• **DATASET EXTRACT**:
-- start --
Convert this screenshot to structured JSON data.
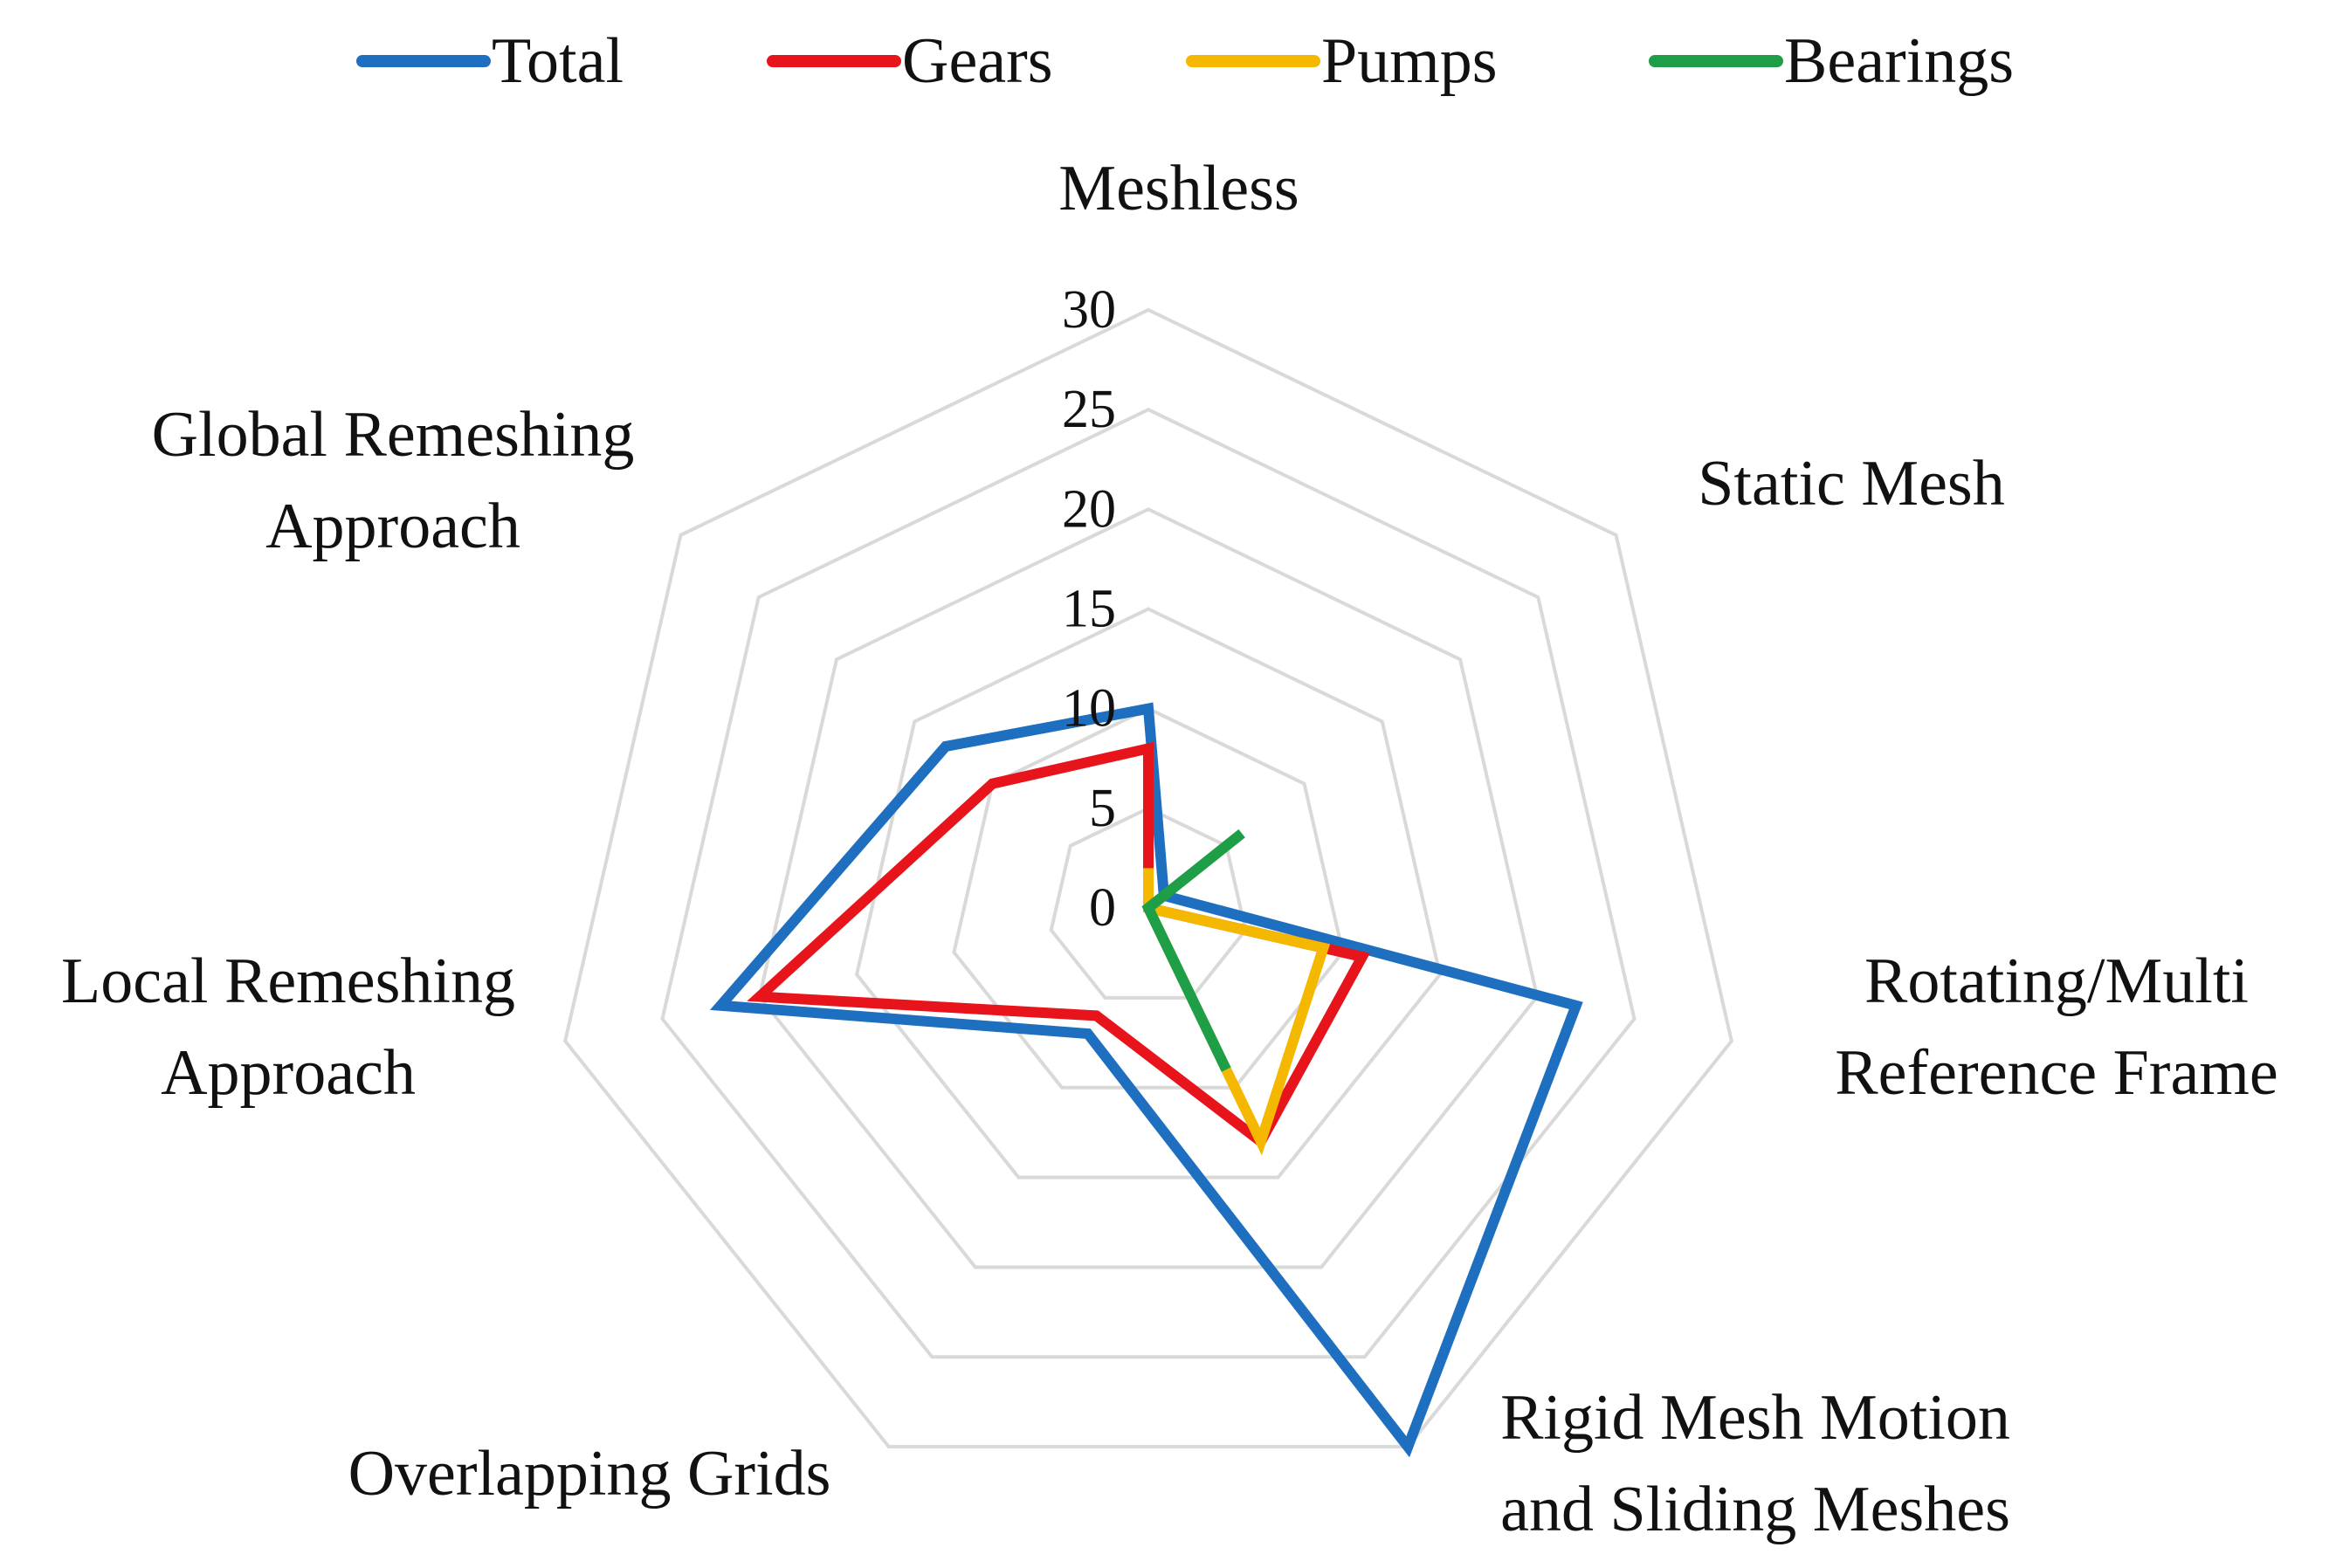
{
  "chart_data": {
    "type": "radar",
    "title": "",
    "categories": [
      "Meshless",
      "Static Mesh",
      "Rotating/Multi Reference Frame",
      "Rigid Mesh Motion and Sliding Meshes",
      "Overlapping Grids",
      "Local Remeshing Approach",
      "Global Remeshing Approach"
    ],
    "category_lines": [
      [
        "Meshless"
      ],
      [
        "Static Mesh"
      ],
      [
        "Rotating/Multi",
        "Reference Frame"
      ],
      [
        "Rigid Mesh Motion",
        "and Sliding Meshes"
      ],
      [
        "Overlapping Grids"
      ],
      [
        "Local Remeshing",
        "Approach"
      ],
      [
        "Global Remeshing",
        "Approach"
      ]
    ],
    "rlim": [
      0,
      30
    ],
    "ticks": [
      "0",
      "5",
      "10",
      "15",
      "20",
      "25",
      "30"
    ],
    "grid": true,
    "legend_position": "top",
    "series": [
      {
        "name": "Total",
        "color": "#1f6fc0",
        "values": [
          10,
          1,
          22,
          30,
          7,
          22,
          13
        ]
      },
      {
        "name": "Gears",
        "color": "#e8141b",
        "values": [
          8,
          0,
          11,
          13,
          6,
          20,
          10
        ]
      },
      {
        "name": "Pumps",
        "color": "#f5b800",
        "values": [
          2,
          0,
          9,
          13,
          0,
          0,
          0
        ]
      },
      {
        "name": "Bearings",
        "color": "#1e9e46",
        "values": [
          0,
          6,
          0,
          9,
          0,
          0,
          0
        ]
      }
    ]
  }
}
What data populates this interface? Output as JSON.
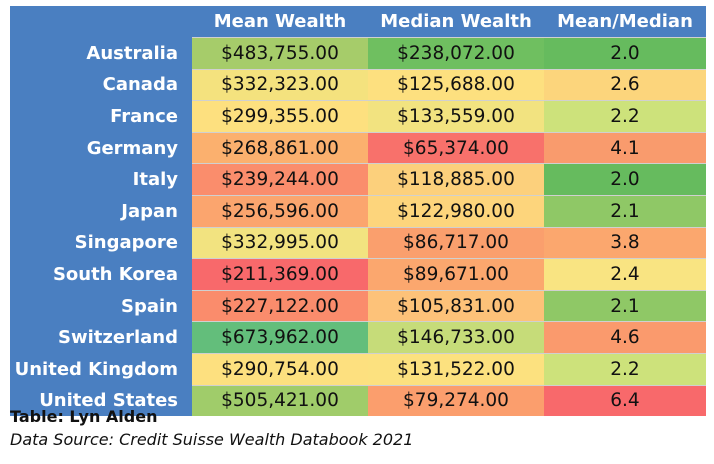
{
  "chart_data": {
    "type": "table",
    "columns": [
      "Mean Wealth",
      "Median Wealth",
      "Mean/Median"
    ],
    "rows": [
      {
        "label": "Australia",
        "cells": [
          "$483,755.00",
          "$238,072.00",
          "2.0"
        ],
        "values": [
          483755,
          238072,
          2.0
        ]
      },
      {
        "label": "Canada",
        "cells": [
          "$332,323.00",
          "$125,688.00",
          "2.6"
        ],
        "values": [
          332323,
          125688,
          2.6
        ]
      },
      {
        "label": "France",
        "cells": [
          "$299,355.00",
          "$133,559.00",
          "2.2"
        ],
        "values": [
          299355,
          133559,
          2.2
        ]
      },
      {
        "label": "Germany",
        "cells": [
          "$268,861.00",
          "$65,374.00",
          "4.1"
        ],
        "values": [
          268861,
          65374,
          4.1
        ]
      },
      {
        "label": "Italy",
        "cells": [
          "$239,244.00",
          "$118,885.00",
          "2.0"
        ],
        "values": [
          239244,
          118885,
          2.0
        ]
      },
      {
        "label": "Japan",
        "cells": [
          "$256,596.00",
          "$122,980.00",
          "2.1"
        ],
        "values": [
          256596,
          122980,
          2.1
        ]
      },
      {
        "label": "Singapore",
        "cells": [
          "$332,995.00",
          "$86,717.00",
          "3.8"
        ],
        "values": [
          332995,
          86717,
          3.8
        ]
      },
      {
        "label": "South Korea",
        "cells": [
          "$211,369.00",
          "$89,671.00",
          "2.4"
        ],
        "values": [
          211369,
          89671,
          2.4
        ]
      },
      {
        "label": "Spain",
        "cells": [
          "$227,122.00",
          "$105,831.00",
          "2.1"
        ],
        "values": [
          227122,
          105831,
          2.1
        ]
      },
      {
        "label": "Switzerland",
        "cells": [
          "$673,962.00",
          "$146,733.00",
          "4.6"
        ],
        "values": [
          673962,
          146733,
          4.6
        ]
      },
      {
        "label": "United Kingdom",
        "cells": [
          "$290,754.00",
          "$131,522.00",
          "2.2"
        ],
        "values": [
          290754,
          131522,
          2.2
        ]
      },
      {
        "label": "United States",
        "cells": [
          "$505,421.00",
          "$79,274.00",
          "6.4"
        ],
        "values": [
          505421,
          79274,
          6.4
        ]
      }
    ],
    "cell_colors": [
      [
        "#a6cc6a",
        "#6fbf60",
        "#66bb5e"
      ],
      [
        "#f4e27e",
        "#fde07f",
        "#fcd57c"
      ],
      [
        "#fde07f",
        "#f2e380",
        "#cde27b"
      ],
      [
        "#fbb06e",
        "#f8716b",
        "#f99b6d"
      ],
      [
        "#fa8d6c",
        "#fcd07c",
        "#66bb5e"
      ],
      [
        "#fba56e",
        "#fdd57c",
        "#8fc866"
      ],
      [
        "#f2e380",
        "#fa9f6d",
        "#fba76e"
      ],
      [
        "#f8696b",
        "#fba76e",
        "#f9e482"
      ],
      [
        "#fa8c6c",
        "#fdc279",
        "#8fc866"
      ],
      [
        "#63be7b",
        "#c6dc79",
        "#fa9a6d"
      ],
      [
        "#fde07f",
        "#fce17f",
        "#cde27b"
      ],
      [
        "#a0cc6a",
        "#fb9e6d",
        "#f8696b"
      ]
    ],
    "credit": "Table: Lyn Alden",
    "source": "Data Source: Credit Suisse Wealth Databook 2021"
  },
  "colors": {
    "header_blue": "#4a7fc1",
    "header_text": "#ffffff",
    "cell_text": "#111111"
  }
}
-- end --
• **GOAL OF THE EXERCISE**: Copy all lines of the material above where the string "Local" occurs.

• **THE OUTPUT**:
      "Local Remeshing Approach",
        "Local Remeshing",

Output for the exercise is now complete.